WORK TO DO: Tell how many lines in the data below hold the string "olarak"; give nothing but the number.

EXTRACTED INFORMATION:
—————

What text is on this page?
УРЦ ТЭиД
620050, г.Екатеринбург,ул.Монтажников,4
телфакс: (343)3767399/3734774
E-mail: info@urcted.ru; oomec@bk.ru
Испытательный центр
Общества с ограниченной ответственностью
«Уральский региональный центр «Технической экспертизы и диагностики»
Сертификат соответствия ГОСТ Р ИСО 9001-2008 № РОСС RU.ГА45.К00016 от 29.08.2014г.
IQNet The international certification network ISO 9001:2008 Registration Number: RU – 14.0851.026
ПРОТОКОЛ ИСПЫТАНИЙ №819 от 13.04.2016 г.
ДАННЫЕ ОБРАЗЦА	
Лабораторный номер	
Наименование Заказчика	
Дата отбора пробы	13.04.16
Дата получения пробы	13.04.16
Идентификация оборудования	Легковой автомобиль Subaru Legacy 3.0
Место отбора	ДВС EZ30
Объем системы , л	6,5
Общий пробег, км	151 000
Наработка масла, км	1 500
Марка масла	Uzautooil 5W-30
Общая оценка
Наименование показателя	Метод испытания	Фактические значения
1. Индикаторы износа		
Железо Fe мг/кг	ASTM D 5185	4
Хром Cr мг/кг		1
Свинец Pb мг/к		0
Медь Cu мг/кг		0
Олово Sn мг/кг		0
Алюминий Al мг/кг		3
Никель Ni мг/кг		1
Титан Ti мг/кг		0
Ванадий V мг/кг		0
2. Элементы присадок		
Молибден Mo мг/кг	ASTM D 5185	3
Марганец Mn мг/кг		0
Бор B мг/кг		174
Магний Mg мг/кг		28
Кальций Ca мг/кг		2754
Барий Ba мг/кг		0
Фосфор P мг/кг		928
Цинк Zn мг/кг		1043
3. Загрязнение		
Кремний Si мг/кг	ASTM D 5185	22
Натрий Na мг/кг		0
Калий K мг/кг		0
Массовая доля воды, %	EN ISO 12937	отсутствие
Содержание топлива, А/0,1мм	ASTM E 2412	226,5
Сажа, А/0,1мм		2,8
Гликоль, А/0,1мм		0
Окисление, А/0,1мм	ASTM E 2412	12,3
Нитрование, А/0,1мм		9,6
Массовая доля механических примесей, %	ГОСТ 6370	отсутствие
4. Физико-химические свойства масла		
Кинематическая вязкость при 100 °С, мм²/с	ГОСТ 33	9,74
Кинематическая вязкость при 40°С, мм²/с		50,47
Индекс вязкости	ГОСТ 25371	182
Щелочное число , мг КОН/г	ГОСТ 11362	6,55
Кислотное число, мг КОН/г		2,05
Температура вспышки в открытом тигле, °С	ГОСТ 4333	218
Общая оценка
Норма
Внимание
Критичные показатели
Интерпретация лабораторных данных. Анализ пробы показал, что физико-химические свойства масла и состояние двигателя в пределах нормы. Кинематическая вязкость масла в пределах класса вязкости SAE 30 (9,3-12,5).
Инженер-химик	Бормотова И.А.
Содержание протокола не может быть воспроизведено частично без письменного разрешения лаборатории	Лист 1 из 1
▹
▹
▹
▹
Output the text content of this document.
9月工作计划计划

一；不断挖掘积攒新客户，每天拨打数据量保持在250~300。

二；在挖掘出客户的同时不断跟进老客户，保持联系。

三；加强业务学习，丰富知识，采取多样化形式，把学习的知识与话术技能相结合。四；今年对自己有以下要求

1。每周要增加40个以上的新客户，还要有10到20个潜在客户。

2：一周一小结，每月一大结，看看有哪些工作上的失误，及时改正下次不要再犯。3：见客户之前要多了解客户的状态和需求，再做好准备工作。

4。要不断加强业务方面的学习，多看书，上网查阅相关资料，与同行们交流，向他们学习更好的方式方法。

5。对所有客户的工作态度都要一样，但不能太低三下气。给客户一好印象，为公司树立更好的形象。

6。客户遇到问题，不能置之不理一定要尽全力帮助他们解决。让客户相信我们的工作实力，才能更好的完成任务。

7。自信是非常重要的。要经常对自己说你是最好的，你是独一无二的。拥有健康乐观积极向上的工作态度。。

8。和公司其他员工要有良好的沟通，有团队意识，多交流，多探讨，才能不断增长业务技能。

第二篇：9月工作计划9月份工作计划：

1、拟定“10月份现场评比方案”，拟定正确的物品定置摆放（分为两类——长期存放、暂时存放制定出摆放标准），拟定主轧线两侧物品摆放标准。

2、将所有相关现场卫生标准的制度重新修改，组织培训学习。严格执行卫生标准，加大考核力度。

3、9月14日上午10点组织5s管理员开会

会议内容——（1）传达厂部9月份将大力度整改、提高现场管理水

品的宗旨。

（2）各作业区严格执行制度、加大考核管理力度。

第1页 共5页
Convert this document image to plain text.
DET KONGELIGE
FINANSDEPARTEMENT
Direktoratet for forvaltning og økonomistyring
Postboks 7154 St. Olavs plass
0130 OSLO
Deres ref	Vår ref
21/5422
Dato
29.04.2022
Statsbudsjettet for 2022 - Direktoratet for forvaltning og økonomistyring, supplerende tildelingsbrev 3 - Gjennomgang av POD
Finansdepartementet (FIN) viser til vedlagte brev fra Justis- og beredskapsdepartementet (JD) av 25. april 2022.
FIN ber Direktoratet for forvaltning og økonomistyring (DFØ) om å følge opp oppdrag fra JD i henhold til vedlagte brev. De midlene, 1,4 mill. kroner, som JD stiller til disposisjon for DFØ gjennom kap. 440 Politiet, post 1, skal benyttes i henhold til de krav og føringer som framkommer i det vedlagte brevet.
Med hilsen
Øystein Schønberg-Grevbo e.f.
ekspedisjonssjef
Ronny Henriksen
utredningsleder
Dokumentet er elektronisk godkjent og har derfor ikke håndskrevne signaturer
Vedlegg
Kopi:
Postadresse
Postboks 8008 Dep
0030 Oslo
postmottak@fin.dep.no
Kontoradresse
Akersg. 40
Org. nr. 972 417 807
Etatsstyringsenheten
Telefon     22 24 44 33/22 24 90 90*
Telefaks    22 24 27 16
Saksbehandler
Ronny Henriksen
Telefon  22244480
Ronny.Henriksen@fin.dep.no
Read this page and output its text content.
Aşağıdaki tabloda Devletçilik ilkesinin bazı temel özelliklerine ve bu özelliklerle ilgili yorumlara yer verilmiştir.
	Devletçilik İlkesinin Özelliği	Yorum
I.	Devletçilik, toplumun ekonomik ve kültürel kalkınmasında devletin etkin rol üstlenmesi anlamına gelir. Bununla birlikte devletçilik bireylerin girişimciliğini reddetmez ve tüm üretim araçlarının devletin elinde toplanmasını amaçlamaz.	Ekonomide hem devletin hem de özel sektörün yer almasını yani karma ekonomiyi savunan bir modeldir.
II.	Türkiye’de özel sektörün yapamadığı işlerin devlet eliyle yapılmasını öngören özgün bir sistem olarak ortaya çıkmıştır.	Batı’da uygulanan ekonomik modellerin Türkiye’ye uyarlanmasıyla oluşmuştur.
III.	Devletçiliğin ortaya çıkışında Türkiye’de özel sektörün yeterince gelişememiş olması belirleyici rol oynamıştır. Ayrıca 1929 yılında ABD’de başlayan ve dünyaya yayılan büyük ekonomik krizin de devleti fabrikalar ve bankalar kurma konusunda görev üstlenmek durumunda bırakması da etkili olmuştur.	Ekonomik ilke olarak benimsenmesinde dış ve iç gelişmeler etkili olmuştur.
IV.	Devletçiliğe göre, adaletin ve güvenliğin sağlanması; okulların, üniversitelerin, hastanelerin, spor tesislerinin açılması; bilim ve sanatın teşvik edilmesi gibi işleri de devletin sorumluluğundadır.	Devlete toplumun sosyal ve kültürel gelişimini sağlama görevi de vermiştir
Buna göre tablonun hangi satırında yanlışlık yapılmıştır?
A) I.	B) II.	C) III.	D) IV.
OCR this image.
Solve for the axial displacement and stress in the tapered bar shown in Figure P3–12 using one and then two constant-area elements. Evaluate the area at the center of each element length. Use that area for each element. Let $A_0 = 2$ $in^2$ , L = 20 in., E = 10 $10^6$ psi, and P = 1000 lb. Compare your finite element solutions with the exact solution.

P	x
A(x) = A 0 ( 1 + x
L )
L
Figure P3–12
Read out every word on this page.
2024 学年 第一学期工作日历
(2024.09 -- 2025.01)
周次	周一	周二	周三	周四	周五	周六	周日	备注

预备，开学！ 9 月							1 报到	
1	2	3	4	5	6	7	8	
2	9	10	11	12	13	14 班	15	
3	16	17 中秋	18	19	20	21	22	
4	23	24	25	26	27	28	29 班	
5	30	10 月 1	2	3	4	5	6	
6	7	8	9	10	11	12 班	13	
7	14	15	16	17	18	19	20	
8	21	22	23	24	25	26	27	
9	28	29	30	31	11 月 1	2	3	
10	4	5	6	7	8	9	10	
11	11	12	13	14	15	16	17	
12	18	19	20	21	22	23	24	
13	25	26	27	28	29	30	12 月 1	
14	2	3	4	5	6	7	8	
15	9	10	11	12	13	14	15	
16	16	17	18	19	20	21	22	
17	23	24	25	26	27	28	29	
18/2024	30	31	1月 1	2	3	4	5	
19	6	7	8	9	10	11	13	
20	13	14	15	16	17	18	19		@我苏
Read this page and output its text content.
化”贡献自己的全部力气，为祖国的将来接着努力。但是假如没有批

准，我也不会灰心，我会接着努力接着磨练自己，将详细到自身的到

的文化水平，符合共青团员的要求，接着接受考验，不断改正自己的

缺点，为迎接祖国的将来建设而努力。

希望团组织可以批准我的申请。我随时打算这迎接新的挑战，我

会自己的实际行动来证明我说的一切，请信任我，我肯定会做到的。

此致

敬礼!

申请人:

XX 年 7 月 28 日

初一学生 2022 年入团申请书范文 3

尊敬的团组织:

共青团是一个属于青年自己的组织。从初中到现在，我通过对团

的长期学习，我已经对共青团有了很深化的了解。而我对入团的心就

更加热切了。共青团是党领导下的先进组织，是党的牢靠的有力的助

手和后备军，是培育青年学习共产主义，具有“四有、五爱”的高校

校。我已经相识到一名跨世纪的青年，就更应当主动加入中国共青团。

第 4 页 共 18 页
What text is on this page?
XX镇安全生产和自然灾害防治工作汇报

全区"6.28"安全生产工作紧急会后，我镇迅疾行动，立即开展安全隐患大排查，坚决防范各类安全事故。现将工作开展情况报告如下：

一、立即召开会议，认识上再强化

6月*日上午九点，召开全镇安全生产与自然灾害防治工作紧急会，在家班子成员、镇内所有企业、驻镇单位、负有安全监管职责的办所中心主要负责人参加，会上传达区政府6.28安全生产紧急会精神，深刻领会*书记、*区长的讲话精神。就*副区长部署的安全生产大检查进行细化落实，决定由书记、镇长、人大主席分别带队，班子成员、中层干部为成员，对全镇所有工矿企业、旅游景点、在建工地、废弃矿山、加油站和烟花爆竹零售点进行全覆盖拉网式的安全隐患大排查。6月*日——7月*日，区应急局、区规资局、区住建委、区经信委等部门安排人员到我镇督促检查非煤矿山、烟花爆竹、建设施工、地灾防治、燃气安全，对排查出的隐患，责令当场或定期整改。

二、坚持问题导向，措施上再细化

—————

REPLY: 2